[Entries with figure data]

"""

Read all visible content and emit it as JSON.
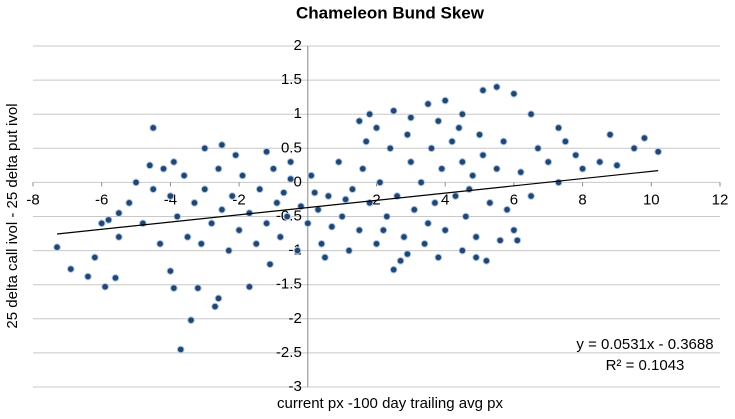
{
  "chart_data": {
    "type": "scatter",
    "title": "Chameleon Bund Skew",
    "x_label": "current px -100 day trailing avg px",
    "y_label": "25 delta call ivol - 25 delta put ivol",
    "xlim": [
      -8,
      12
    ],
    "ylim": [
      -3,
      2
    ],
    "xticks": [
      -8,
      -6,
      -4,
      -2,
      2,
      4,
      6,
      8,
      10,
      12
    ],
    "yticks": [
      -3,
      -2.5,
      -2,
      -1.5,
      -1,
      -0.5,
      0,
      0.5,
      1,
      1.5,
      2
    ],
    "grid": true,
    "x": [
      -7.3,
      -6.9,
      -6.4,
      -6.2,
      -5.9,
      -5.6,
      -5.8,
      -5.5,
      -4.5,
      -4.2,
      -3.9,
      -3.7,
      -3.4,
      -3.2,
      -2.7,
      -2.6,
      -1.7,
      -4.0,
      -3.0,
      -2.5,
      -1.2,
      -0.5,
      1.5,
      1.8,
      2.0,
      2.5,
      3.0,
      3.5,
      4.0,
      4.5,
      5.1,
      5.5,
      5.0,
      6.0,
      6.5,
      5.7,
      7.3,
      7.5,
      8.8,
      9.8,
      10.2,
      9.5,
      8.5,
      8.0,
      7.0,
      7.3,
      6.5,
      6.0,
      5.6,
      6.1,
      4.5,
      4.9,
      5.2,
      3.8,
      2.7,
      2.5,
      2.9,
      6.7,
      7.8,
      9.0,
      6.2,
      -4,
      -3.8,
      -3.6,
      -3.5,
      -3.3,
      -3.1,
      -3,
      -2.8,
      -2.6,
      -2.5,
      -2.3,
      -2.2,
      -2,
      -1.9,
      -1.7,
      -1.5,
      -1.4,
      -1.2,
      -1,
      -0.9,
      -0.8,
      -0.6,
      -0.5,
      -0.3,
      -0.2,
      0,
      0.1,
      0.3,
      0.4,
      0.6,
      0.7,
      0.9,
      1,
      1.2,
      1.3,
      1.5,
      1.6,
      1.8,
      2,
      2.1,
      2.3,
      2.4,
      2.6,
      2.8,
      3,
      3.1,
      3.3,
      3.4,
      3.6,
      3.7,
      3.9,
      4,
      4.2,
      4.3,
      4.5,
      4.6,
      4.8,
      4.9,
      5.1,
      5.3,
      5.5,
      5.8,
      -4.5,
      -4.8,
      -5.2,
      -5,
      -4.3,
      -5.5,
      -6,
      -4.6,
      -3.9,
      -2.1,
      -1.1,
      0.5,
      1.7,
      2.9,
      3.8,
      4.4,
      4.7,
      3.5,
      2.2,
      1.1,
      0.2,
      -0.7
    ],
    "series": [
      {
        "color": "#24466e",
        "values": [
          -0.95,
          -1.27,
          -1.38,
          -1.1,
          -1.53,
          -1.4,
          -0.55,
          -0.45,
          0.8,
          0.2,
          -1.55,
          -2.45,
          -2.02,
          -1.55,
          -1.82,
          -1.7,
          -1.53,
          -1.3,
          0.5,
          0.55,
          0.45,
          0.3,
          0.9,
          1.0,
          0.8,
          1.05,
          0.95,
          1.15,
          1.2,
          1.0,
          1.35,
          1.4,
          0.7,
          1.3,
          1.0,
          0.6,
          0.8,
          0.6,
          0.7,
          0.65,
          0.45,
          0.5,
          0.3,
          0.2,
          0.3,
          0.0,
          -0.2,
          -0.7,
          -0.85,
          -0.85,
          -1.0,
          -1.1,
          -1.15,
          -1.1,
          -1.15,
          -1.28,
          -1.05,
          0.5,
          0.4,
          0.25,
          0.15,
          -0.2,
          -0.5,
          0.1,
          -0.8,
          -0.3,
          -0.9,
          -0.1,
          -0.6,
          0.2,
          -0.4,
          -1.0,
          -0.2,
          -0.7,
          0.1,
          -0.45,
          -0.9,
          -0.1,
          -0.6,
          0.2,
          -0.3,
          -0.8,
          -0.5,
          0.05,
          -1.0,
          -0.35,
          -0.6,
          0.1,
          -0.4,
          -0.9,
          -0.2,
          -0.65,
          0.3,
          -0.5,
          -1.0,
          -0.1,
          -0.7,
          0.2,
          -0.3,
          -0.9,
          0.0,
          -0.5,
          0.5,
          -0.2,
          -0.8,
          0.3,
          -0.4,
          0.0,
          -0.9,
          0.5,
          -0.3,
          0.2,
          -0.7,
          0.6,
          -0.2,
          0.3,
          -0.5,
          0.1,
          -0.8,
          0.4,
          -0.3,
          0.2,
          -0.4,
          -0.1,
          -0.6,
          -0.3,
          0.0,
          -0.9,
          -0.8,
          -0.6,
          0.25,
          0.3,
          0.4,
          -1.2,
          -1.1,
          0.6,
          0.7,
          0.9,
          0.8,
          -0.1,
          -0.6,
          -0.7,
          -0.25,
          -0.15,
          -0.15
        ]
      }
    ],
    "trendline": {
      "slope": 0.0531,
      "intercept": -0.3688,
      "x_range": [
        -7.3,
        10.2
      ],
      "equation": "y = 0.0531x - 0.3688",
      "r_squared": "R² = 0.1043"
    }
  }
}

"""

◆ Short problem
Reproduce every line exactly and omit all pictures.

◆ Answer to the problem
Read all visible content and emit it as JSON.
{
  "chart_data": {
    "type": "scatter",
    "title": "Chameleon Bund Skew",
    "x_label": "current px -100 day trailing avg px",
    "y_label": "25 delta call ivol - 25 delta put ivol",
    "xlim": [
      -8,
      12
    ],
    "ylim": [
      -3,
      2
    ],
    "xticks": [
      -8,
      -6,
      -4,
      -2,
      2,
      4,
      6,
      8,
      10,
      12
    ],
    "yticks": [
      -3,
      -2.5,
      -2,
      -1.5,
      -1,
      -0.5,
      0,
      0.5,
      1,
      1.5,
      2
    ],
    "grid": true,
    "x": [
      -7.3,
      -6.9,
      -6.4,
      -6.2,
      -5.9,
      -5.6,
      -5.8,
      -5.5,
      -4.5,
      -4.2,
      -3.9,
      -3.7,
      -3.4,
      -3.2,
      -2.7,
      -2.6,
      -1.7,
      -4.0,
      -3.0,
      -2.5,
      -1.2,
      -0.5,
      1.5,
      1.8,
      2.0,
      2.5,
      3.0,
      3.5,
      4.0,
      4.5,
      5.1,
      5.5,
      5.0,
      6.0,
      6.5,
      5.7,
      7.3,
      7.5,
      8.8,
      9.8,
      10.2,
      9.5,
      8.5,
      8.0,
      7.0,
      7.3,
      6.5,
      6.0,
      5.6,
      6.1,
      4.5,
      4.9,
      5.2,
      3.8,
      2.7,
      2.5,
      2.9,
      6.7,
      7.8,
      9.0,
      6.2,
      -4,
      -3.8,
      -3.6,
      -3.5,
      -3.3,
      -3.1,
      -3,
      -2.8,
      -2.6,
      -2.5,
      -2.3,
      -2.2,
      -2,
      -1.9,
      -1.7,
      -1.5,
      -1.4,
      -1.2,
      -1,
      -0.9,
      -0.8,
      -0.6,
      -0.5,
      -0.3,
      -0.2,
      0,
      0.1,
      0.3,
      0.4,
      0.6,
      0.7,
      0.9,
      1,
      1.2,
      1.3,
      1.5,
      1.6,
      1.8,
      2,
      2.1,
      2.3,
      2.4,
      2.6,
      2.8,
      3,
      3.1,
      3.3,
      3.4,
      3.6,
      3.7,
      3.9,
      4,
      4.2,
      4.3,
      4.5,
      4.6,
      4.8,
      4.9,
      5.1,
      5.3,
      5.5,
      5.8,
      -4.5,
      -4.8,
      -5.2,
      -5,
      -4.3,
      -5.5,
      -6,
      -4.6,
      -3.9,
      -2.1,
      -1.1,
      0.5,
      1.7,
      2.9,
      3.8,
      4.4,
      4.7,
      3.5,
      2.2,
      1.1,
      0.2,
      -0.7
    ],
    "series": [
      {
        "color": "#24466e",
        "values": [
          -0.95,
          -1.27,
          -1.38,
          -1.1,
          -1.53,
          -1.4,
          -0.55,
          -0.45,
          0.8,
          0.2,
          -1.55,
          -2.45,
          -2.02,
          -1.55,
          -1.82,
          -1.7,
          -1.53,
          -1.3,
          0.5,
          0.55,
          0.45,
          0.3,
          0.9,
          1.0,
          0.8,
          1.05,
          0.95,
          1.15,
          1.2,
          1.0,
          1.35,
          1.4,
          0.7,
          1.3,
          1.0,
          0.6,
          0.8,
          0.6,
          0.7,
          0.65,
          0.45,
          0.5,
          0.3,
          0.2,
          0.3,
          0.0,
          -0.2,
          -0.7,
          -0.85,
          -0.85,
          -1.0,
          -1.1,
          -1.15,
          -1.1,
          -1.15,
          -1.28,
          -1.05,
          0.5,
          0.4,
          0.25,
          0.15,
          -0.2,
          -0.5,
          0.1,
          -0.8,
          -0.3,
          -0.9,
          -0.1,
          -0.6,
          0.2,
          -0.4,
          -1.0,
          -0.2,
          -0.7,
          0.1,
          -0.45,
          -0.9,
          -0.1,
          -0.6,
          0.2,
          -0.3,
          -0.8,
          -0.5,
          0.05,
          -1.0,
          -0.35,
          -0.6,
          0.1,
          -0.4,
          -0.9,
          -0.2,
          -0.65,
          0.3,
          -0.5,
          -1.0,
          -0.1,
          -0.7,
          0.2,
          -0.3,
          -0.9,
          0.0,
          -0.5,
          0.5,
          -0.2,
          -0.8,
          0.3,
          -0.4,
          0.0,
          -0.9,
          0.5,
          -0.3,
          0.2,
          -0.7,
          0.6,
          -0.2,
          0.3,
          -0.5,
          0.1,
          -0.8,
          0.4,
          -0.3,
          0.2,
          -0.4,
          -0.1,
          -0.6,
          -0.3,
          0.0,
          -0.9,
          -0.8,
          -0.6,
          0.25,
          0.3,
          0.4,
          -1.2,
          -1.1,
          0.6,
          0.7,
          0.9,
          0.8,
          -0.1,
          -0.6,
          -0.7,
          -0.25,
          -0.15,
          -0.15
        ]
      }
    ],
    "trendline": {
      "slope": 0.0531,
      "intercept": -0.3688,
      "x_range": [
        -7.3,
        10.2
      ],
      "equation": "y = 0.0531x - 0.3688",
      "r_squared": "R² = 0.1043"
    }
  }
}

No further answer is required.